[Provided data start]

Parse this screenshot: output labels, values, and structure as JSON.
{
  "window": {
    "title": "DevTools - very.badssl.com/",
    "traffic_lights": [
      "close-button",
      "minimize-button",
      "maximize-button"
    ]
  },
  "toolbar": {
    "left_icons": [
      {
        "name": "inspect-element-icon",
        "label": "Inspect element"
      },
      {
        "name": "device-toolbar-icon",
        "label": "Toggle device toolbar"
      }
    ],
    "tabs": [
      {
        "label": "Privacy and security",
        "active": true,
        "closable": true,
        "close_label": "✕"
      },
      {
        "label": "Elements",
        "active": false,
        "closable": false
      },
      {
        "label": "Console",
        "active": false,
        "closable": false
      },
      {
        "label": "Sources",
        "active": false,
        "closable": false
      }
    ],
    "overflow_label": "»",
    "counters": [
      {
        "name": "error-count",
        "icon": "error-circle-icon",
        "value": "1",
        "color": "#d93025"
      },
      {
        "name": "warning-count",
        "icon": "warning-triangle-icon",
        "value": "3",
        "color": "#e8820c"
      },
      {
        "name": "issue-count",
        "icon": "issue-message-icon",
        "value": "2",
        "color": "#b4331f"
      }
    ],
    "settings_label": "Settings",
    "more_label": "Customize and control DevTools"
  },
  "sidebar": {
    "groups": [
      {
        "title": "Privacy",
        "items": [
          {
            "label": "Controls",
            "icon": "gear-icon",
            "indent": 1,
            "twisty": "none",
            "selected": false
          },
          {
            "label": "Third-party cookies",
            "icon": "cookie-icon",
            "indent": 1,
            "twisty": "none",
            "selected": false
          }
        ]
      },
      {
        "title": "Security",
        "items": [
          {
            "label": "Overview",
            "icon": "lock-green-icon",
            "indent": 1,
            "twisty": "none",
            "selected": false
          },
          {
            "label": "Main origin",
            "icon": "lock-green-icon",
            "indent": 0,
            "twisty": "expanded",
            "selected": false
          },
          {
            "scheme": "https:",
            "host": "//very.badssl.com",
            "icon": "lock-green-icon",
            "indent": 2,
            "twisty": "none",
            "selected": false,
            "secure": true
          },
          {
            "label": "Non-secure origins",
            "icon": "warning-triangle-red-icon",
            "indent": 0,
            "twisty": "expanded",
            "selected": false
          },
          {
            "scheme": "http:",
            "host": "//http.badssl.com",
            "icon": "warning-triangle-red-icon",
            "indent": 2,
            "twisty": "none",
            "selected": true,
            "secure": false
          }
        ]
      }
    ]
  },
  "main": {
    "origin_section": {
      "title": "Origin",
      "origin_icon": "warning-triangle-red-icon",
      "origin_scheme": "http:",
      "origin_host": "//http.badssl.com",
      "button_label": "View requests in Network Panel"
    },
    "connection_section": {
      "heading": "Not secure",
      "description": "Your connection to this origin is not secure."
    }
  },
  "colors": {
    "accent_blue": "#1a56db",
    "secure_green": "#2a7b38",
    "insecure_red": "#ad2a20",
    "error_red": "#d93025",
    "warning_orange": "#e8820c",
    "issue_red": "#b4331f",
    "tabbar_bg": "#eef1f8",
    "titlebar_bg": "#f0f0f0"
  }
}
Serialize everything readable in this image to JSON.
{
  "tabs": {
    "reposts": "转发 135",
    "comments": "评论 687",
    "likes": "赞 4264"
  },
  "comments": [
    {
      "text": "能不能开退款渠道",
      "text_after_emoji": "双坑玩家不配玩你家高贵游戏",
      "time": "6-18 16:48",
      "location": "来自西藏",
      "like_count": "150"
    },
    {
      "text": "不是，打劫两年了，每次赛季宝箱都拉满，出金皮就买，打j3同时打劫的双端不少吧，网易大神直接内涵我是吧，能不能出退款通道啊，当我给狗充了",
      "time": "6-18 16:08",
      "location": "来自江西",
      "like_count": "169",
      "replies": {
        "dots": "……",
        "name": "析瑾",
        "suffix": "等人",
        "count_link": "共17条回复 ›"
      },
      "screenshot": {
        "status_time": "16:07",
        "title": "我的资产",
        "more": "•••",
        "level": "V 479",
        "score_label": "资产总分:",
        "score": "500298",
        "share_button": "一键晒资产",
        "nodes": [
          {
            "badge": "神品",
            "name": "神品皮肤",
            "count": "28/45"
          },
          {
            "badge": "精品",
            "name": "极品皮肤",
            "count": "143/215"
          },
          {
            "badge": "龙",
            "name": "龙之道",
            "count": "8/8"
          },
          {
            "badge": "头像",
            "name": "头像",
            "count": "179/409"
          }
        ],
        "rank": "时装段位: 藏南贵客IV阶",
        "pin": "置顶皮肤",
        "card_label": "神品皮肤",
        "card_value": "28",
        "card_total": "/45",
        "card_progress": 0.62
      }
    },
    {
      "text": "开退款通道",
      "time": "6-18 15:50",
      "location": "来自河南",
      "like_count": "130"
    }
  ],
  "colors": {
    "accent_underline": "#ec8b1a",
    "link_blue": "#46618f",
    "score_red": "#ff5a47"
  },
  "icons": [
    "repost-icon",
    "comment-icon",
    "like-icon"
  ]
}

[Provided data end]

▶ _To do_
Reproduce the data in its entirety, matching each character.

▶ _Task result_
Parse this screenshot: output labels, values, and structure as JSON.
{
  "window": {
    "title": "DevTools - very.badssl.com/",
    "traffic_lights": [
      "close-button",
      "minimize-button",
      "maximize-button"
    ]
  },
  "toolbar": {
    "left_icons": [
      {
        "name": "inspect-element-icon",
        "label": "Inspect element"
      },
      {
        "name": "device-toolbar-icon",
        "label": "Toggle device toolbar"
      }
    ],
    "tabs": [
      {
        "label": "Privacy and security",
        "active": true,
        "closable": true,
        "close_label": "✕"
      },
      {
        "label": "Elements",
        "active": false,
        "closable": false
      },
      {
        "label": "Console",
        "active": false,
        "closable": false
      },
      {
        "label": "Sources",
        "active": false,
        "closable": false
      }
    ],
    "overflow_label": "»",
    "counters": [
      {
        "name": "error-count",
        "icon": "error-circle-icon",
        "value": "1",
        "color": "#d93025"
      },
      {
        "name": "warning-count",
        "icon": "warning-triangle-icon",
        "value": "3",
        "color": "#e8820c"
      },
      {
        "name": "issue-count",
        "icon": "issue-message-icon",
        "value": "2",
        "color": "#b4331f"
      }
    ],
    "settings_label": "Settings",
    "more_label": "Customize and control DevTools"
  },
  "sidebar": {
    "groups": [
      {
        "title": "Privacy",
        "items": [
          {
            "label": "Controls",
            "icon": "gear-icon",
            "indent": 1,
            "twisty": "none",
            "selected": false
          },
          {
            "label": "Third-party cookies",
            "icon": "cookie-icon",
            "indent": 1,
            "twisty": "none",
            "selected": false
          }
        ]
      },
      {
        "title": "Security",
        "items": [
          {
            "label": "Overview",
            "icon": "lock-green-icon",
            "indent": 1,
            "twisty": "none",
            "selected": false
          },
          {
            "label": "Main origin",
            "icon": "lock-green-icon",
            "indent": 0,
            "twisty": "expanded",
            "selected": false
          },
          {
            "scheme": "https:",
            "host": "//very.badssl.com",
            "icon": "lock-green-icon",
            "indent": 2,
            "twisty": "none",
            "selected": false,
            "secure": true
          },
          {
            "label": "Non-secure origins",
            "icon": "warning-triangle-red-icon",
            "indent": 0,
            "twisty": "expanded",
            "selected": false
          },
          {
            "scheme": "http:",
            "host": "//http.badssl.com",
            "icon": "warning-triangle-red-icon",
            "indent": 2,
            "twisty": "none",
            "selected": true,
            "secure": false
          }
        ]
      }
    ]
  },
  "main": {
    "origin_section": {
      "title": "Origin",
      "origin_icon": "warning-triangle-red-icon",
      "origin_scheme": "http:",
      "origin_host": "//http.badssl.com",
      "button_label": "View requests in Network Panel"
    },
    "connection_section": {
      "heading": "Not secure",
      "description": "Your connection to this origin is not secure."
    }
  },
  "colors": {
    "accent_blue": "#1a56db",
    "secure_green": "#2a7b38",
    "insecure_red": "#ad2a20",
    "error_red": "#d93025",
    "warning_orange": "#e8820c",
    "issue_red": "#b4331f",
    "tabbar_bg": "#eef1f8",
    "titlebar_bg": "#f0f0f0"
  }
}
Serialize everything readable in this image to JSON.
{
  "tabs": {
    "reposts": "转发 135",
    "comments": "评论 687",
    "likes": "赞 4264"
  },
  "comments": [
    {
      "text": "能不能开退款渠道",
      "text_after_emoji": "双坑玩家不配玩你家高贵游戏",
      "time": "6-18 16:48",
      "location": "来自西藏",
      "like_count": "150"
    },
    {
      "text": "不是，打劫两年了，每次赛季宝箱都拉满，出金皮就买，打j3同时打劫的双端不少吧，网易大神直接内涵我是吧，能不能出退款通道啊，当我给狗充了",
      "time": "6-18 16:08",
      "location": "来自江西",
      "like_count": "169",
      "replies": {
        "dots": "……",
        "name": "析瑾",
        "suffix": "等人",
        "count_link": "共17条回复 ›"
      },
      "screenshot": {
        "status_time": "16:07",
        "title": "我的资产",
        "more": "•••",
        "level": "V 479",
        "score_label": "资产总分:",
        "score": "500298",
        "share_button": "一键晒资产",
        "nodes": [
          {
            "badge": "神品",
            "name": "神品皮肤",
            "count": "28/45"
          },
          {
            "badge": "精品",
            "name": "极品皮肤",
            "count": "143/215"
          },
          {
            "badge": "龙",
            "name": "龙之道",
            "count": "8/8"
          },
          {
            "badge": "头像",
            "name": "头像",
            "count": "179/409"
          }
        ],
        "rank": "时装段位: 藏南贵客IV阶",
        "pin": "置顶皮肤",
        "card_label": "神品皮肤",
        "card_value": "28",
        "card_total": "/45",
        "card_progress": 0.62
      }
    },
    {
      "text": "开退款通道",
      "time": "6-18 15:50",
      "location": "来自河南",
      "like_count": "130"
    }
  ],
  "colors": {
    "accent_underline": "#ec8b1a",
    "link_blue": "#46618f",
    "score_red": "#ff5a47"
  },
  "icons": [
    "repost-icon",
    "comment-icon",
    "like-icon"
  ]
}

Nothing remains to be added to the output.